What you need to do: Copy out, from the entries below, each line holding the string "BrokenDreams".

Stored entries:

● ● ● ●

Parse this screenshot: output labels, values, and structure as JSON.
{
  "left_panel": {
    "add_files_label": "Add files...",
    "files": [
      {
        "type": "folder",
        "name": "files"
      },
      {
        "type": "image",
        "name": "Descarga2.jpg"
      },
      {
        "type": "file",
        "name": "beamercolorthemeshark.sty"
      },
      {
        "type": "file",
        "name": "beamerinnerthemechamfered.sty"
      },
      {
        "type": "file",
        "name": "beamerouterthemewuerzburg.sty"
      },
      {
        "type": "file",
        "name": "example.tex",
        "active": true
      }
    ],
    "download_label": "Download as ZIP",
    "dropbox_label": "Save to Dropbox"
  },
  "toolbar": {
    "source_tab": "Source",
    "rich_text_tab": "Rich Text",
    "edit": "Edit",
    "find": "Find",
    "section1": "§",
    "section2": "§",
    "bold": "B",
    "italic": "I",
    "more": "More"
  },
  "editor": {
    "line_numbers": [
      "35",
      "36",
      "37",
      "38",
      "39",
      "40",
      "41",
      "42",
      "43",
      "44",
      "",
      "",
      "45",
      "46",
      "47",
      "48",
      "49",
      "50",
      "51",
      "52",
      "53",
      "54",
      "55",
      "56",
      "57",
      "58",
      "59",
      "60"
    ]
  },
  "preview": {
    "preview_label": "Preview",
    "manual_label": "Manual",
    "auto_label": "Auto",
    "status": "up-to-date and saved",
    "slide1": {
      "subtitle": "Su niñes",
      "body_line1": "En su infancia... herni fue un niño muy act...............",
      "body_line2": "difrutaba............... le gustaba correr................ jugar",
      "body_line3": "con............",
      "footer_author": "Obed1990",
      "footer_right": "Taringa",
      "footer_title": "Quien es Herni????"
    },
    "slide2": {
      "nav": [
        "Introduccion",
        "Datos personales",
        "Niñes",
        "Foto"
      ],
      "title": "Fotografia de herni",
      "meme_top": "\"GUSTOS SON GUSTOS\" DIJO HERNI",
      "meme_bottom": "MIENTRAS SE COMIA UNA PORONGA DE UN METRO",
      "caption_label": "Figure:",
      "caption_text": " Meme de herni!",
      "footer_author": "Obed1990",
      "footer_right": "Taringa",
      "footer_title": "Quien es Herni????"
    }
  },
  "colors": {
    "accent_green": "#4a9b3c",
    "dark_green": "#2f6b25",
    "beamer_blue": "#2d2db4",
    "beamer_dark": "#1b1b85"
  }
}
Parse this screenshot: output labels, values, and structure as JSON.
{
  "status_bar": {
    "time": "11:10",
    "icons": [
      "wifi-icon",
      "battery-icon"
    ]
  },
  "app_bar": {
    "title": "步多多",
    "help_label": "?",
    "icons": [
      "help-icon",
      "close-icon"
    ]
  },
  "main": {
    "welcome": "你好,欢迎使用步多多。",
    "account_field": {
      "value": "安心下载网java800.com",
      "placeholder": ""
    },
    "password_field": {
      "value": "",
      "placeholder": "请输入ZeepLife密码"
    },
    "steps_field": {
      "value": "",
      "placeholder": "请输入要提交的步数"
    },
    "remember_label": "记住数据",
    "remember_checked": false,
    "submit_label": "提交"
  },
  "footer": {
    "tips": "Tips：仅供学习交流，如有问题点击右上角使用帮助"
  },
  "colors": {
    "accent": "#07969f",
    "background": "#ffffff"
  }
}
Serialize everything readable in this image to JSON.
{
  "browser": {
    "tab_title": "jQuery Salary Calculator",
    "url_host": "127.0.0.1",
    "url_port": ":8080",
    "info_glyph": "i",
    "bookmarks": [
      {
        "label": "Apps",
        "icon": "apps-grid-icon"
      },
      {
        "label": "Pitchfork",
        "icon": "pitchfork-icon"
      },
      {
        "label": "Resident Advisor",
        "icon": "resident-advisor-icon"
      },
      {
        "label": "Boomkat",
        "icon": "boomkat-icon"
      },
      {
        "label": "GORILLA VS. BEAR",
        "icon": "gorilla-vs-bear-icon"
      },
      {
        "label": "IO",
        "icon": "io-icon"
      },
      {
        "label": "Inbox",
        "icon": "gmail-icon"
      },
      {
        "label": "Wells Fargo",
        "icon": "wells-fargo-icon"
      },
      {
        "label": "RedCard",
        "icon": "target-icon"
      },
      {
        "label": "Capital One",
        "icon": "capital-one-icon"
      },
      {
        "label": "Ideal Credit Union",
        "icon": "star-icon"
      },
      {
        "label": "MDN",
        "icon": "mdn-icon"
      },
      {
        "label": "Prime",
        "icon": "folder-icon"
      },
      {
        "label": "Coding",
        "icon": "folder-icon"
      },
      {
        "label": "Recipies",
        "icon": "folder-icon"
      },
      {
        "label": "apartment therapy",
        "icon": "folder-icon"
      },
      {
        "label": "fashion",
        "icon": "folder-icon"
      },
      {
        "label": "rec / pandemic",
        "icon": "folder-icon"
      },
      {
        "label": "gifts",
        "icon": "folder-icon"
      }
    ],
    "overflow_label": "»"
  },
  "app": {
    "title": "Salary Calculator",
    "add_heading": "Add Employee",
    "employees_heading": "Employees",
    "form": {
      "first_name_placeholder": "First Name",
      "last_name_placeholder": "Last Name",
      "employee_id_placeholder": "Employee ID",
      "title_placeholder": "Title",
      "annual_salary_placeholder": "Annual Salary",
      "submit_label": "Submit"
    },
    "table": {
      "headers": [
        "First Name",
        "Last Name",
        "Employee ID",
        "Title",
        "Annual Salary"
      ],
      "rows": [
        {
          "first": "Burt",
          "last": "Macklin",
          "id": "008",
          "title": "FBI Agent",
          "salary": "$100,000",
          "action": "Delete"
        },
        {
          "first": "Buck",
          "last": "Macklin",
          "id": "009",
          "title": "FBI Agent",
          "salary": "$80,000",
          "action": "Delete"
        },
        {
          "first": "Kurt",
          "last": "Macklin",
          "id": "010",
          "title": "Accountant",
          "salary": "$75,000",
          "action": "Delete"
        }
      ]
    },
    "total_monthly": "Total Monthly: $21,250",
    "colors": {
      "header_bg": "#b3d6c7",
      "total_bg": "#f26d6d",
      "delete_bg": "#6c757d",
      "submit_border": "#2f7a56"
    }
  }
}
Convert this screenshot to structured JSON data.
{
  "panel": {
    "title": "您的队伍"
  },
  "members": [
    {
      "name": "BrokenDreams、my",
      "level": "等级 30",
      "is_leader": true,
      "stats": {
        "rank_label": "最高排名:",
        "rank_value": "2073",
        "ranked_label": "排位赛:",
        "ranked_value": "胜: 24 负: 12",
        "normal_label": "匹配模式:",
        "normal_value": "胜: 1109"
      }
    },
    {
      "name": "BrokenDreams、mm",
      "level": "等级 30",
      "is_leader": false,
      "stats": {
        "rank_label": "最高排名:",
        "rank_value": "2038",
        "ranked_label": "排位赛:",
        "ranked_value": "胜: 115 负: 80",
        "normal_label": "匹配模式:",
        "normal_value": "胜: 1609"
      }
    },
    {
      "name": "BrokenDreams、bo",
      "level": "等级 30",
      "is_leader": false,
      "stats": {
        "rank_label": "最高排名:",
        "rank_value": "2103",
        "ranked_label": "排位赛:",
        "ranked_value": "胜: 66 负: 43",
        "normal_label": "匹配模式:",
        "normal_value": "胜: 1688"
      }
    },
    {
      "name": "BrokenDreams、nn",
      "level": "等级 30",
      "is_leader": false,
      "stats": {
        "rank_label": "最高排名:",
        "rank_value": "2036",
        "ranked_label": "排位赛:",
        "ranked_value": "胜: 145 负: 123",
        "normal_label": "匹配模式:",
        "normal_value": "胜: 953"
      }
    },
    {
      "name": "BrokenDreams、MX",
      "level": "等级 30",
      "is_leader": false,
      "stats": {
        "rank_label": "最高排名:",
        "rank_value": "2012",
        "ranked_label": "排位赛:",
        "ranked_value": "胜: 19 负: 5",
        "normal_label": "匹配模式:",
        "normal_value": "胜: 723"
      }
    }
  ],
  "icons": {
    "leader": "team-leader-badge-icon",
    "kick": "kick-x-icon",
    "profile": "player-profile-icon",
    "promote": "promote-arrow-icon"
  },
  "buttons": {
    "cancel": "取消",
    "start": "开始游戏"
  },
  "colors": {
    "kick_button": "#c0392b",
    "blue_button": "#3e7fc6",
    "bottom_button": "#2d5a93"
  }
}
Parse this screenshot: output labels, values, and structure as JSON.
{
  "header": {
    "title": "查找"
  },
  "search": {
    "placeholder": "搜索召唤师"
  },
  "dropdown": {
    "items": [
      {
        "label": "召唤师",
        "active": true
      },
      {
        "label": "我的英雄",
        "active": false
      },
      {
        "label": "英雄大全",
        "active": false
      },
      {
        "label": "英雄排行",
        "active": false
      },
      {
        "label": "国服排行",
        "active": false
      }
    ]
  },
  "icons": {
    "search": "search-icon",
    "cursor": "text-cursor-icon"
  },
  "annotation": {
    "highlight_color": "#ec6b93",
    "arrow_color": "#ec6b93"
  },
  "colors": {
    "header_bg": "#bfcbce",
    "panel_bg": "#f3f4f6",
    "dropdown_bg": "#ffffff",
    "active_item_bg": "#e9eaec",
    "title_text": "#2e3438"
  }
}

● ● ● ●

Result of the task:
      "name": "BrokenDreams、my",
      "name": "BrokenDreams、mm",
      "name": "BrokenDreams、bo",
      "name": "BrokenDreams、nn",
      "name": "BrokenDreams、MX",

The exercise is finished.